INSTRUCTIONS TO FOLLOW: Please write out the material that follows, exactly as it stands.

RECORDS TO PROCESS:

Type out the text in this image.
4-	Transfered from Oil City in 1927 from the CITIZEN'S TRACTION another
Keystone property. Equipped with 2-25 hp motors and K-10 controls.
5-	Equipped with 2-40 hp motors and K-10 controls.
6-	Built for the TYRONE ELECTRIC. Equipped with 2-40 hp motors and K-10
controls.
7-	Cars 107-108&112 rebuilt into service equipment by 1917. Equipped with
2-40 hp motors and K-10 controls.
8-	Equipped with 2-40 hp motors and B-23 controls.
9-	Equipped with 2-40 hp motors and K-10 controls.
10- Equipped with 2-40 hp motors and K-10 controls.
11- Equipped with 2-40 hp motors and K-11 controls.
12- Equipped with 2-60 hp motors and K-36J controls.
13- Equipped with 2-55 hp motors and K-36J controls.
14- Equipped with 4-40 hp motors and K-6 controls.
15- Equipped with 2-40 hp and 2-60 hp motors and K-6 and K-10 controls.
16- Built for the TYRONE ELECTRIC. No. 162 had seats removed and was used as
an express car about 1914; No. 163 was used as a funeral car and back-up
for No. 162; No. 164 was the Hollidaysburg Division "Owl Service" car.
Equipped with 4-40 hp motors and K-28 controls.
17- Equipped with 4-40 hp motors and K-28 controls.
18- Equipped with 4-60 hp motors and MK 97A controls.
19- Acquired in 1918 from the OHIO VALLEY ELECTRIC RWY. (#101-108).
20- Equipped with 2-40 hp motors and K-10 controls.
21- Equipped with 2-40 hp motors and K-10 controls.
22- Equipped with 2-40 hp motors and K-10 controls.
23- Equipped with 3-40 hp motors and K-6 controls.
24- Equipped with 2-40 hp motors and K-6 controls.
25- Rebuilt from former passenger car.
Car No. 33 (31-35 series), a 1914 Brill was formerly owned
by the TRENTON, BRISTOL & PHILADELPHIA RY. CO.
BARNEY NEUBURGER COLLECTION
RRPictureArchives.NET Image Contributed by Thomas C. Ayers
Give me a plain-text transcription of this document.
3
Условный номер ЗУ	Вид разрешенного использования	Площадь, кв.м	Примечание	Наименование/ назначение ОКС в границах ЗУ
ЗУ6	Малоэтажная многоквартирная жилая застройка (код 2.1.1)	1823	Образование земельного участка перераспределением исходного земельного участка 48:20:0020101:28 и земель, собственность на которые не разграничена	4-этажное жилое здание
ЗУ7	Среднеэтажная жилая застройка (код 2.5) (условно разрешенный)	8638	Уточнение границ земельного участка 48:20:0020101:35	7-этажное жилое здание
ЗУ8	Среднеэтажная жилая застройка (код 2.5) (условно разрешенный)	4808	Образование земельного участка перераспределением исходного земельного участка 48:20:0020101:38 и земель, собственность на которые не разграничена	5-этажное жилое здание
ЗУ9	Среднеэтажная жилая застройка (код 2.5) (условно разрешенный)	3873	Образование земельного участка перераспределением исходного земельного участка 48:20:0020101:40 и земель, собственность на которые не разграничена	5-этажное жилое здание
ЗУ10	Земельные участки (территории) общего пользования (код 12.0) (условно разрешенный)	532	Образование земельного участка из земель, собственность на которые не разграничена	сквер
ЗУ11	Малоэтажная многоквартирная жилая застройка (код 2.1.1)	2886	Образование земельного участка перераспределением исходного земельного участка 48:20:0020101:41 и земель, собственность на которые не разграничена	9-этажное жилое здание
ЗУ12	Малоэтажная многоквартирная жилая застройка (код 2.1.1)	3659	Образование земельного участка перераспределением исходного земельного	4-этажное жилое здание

FULL SOLUTION:
Type out the text in this image.
4-	Transfered from Oil City in 1927 from the CITIZEN'S TRACTION another
Keystone property. Equipped with 2-25 hp motors and K-10 controls.
5-	Equipped with 2-40 hp motors and K-10 controls.
6-	Built for the TYRONE ELECTRIC. Equipped with 2-40 hp motors and K-10
controls.
7-	Cars 107-108&112 rebuilt into service equipment by 1917. Equipped with
2-40 hp motors and K-10 controls.
8-	Equipped with 2-40 hp motors and B-23 controls.
9-	Equipped with 2-40 hp motors and K-10 controls.
10- Equipped with 2-40 hp motors and K-10 controls.
11- Equipped with 2-40 hp motors and K-11 controls.
12- Equipped with 2-60 hp motors and K-36J controls.
13- Equipped with 2-55 hp motors and K-36J controls.
14- Equipped with 4-40 hp motors and K-6 controls.
15- Equipped with 2-40 hp and 2-60 hp motors and K-6 and K-10 controls.
16- Built for the TYRONE ELECTRIC. No. 162 had seats removed and was used as
an express car about 1914; No. 163 was used as a funeral car and back-up
for No. 162; No. 164 was the Hollidaysburg Division "Owl Service" car.
Equipped with 4-40 hp motors and K-28 controls.
17- Equipped with 4-40 hp motors and K-28 controls.
18- Equipped with 4-60 hp motors and MK 97A controls.
19- Acquired in 1918 from the OHIO VALLEY ELECTRIC RWY. (#101-108).
20- Equipped with 2-40 hp motors and K-10 controls.
21- Equipped with 2-40 hp motors and K-10 controls.
22- Equipped with 2-40 hp motors and K-10 controls.
23- Equipped with 3-40 hp motors and K-6 controls.
24- Equipped with 2-40 hp motors and K-6 controls.
25- Rebuilt from former passenger car.
Car No. 33 (31-35 series), a 1914 Brill was formerly owned
by the TRENTON, BRISTOL & PHILADELPHIA RY. CO.
BARNEY NEUBURGER COLLECTION
RRPictureArchives.NET Image Contributed by Thomas C. Ayers
Give me a plain-text transcription of this document.
3
Условный номер ЗУ	Вид разрешенного использования	Площадь, кв.м	Примечание	Наименование/ назначение ОКС в границах ЗУ
ЗУ6	Малоэтажная многоквартирная жилая застройка (код 2.1.1)	1823	Образование земельного участка перераспределением исходного земельного участка 48:20:0020101:28 и земель, собственность на которые не разграничена	4-этажное жилое здание
ЗУ7	Среднеэтажная жилая застройка (код 2.5) (условно разрешенный)	8638	Уточнение границ земельного участка 48:20:0020101:35	7-этажное жилое здание
ЗУ8	Среднеэтажная жилая застройка (код 2.5) (условно разрешенный)	4808	Образование земельного участка перераспределением исходного земельного участка 48:20:0020101:38 и земель, собственность на которые не разграничена	5-этажное жилое здание
ЗУ9	Среднеэтажная жилая застройка (код 2.5) (условно разрешенный)	3873	Образование земельного участка перераспределением исходного земельного участка 48:20:0020101:40 и земель, собственность на которые не разграничена	5-этажное жилое здание
ЗУ10	Земельные участки (территории) общего пользования (код 12.0) (условно разрешенный)	532	Образование земельного участка из земель, собственность на которые не разграничена	сквер
ЗУ11	Малоэтажная многоквартирная жилая застройка (код 2.1.1)	2886	Образование земельного участка перераспределением исходного земельного участка 48:20:0020101:41 и земель, собственность на которые не разграничена	9-этажное жилое здание
ЗУ12	Малоэтажная многоквартирная жилая застройка (код 2.1.1)	3659	Образование земельного участка перераспределением исходного земельного	4-этажное жилое здание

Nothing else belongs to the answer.